---------- DATA FOR THE TASK

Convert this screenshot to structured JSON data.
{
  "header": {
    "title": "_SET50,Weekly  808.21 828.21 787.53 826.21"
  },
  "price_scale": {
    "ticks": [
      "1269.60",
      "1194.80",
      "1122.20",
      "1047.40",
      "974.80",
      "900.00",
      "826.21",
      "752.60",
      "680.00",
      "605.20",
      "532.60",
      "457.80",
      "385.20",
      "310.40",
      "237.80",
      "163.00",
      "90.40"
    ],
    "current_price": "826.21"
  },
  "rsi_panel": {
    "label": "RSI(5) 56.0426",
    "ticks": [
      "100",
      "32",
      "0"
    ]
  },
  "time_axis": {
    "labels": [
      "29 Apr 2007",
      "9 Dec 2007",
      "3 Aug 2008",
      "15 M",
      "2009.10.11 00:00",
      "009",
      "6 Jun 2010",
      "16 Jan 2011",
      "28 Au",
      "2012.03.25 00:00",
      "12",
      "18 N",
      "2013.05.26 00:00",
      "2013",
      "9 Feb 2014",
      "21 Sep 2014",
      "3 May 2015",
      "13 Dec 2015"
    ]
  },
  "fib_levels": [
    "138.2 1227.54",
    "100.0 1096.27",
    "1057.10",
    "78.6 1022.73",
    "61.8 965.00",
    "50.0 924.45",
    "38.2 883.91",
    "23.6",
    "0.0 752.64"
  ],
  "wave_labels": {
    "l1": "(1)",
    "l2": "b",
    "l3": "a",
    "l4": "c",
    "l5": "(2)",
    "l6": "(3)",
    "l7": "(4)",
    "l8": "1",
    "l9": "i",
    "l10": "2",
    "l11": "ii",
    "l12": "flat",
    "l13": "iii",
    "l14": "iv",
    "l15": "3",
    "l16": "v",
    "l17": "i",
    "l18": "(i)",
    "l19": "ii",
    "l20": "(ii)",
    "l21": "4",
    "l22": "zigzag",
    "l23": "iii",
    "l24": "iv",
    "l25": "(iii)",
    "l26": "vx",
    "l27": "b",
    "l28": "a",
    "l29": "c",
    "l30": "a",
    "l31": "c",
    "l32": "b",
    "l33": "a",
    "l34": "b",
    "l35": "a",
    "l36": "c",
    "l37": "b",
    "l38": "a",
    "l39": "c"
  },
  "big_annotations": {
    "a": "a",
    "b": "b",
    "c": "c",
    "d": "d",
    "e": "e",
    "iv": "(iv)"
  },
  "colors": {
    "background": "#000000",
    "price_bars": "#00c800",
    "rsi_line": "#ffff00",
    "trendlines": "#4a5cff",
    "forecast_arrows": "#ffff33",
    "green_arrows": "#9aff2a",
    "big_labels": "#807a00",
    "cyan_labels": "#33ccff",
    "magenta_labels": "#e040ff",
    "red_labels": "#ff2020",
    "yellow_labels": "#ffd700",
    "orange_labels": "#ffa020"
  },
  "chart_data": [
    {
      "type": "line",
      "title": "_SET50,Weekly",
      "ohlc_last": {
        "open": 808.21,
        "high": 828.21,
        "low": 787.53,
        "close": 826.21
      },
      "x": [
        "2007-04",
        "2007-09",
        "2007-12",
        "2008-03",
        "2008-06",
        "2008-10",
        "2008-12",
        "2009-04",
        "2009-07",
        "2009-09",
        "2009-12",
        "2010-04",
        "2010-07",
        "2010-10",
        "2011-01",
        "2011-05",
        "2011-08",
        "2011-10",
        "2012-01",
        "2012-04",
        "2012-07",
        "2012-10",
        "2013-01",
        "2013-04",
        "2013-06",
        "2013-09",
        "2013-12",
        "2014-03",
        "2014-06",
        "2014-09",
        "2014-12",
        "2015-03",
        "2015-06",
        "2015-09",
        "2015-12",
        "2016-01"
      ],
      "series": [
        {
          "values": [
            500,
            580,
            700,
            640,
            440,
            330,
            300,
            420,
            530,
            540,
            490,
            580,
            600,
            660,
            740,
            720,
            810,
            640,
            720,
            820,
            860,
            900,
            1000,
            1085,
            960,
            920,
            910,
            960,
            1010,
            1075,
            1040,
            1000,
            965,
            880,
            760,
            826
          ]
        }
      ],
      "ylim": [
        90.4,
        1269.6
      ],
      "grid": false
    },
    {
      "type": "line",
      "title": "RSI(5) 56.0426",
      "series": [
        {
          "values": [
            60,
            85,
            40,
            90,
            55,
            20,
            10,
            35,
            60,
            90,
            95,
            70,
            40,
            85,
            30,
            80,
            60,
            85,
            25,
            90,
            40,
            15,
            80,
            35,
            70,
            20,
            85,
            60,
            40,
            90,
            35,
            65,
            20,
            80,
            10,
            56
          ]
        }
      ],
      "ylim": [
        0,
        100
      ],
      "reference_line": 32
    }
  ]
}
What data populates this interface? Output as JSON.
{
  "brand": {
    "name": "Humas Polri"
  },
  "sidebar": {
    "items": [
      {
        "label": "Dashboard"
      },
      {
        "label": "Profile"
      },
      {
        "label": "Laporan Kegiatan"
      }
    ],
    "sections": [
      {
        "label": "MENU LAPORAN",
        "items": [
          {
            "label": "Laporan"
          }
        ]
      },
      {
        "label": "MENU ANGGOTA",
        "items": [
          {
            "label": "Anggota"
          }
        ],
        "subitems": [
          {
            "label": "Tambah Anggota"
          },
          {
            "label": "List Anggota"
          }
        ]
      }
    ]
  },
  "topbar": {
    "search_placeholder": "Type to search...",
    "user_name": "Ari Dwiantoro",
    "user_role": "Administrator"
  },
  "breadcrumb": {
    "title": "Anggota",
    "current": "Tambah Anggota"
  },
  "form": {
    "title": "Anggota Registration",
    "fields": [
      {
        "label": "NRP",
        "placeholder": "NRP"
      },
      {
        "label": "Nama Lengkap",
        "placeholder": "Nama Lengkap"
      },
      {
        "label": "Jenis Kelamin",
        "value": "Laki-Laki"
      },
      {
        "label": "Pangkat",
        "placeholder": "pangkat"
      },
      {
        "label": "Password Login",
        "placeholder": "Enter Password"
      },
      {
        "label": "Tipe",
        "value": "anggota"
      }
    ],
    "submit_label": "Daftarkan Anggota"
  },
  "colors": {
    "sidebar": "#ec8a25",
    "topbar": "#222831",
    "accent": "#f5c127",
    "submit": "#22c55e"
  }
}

--------------------

## GIVEN PROBLEM
Look through the material above and pick out each line holding the word "Weekly".

## WRITTEN RESPONSE
    "title": "_SET50,Weekly  808.21 828.21 787.53 826.21"
      "title": "_SET50,Weekly",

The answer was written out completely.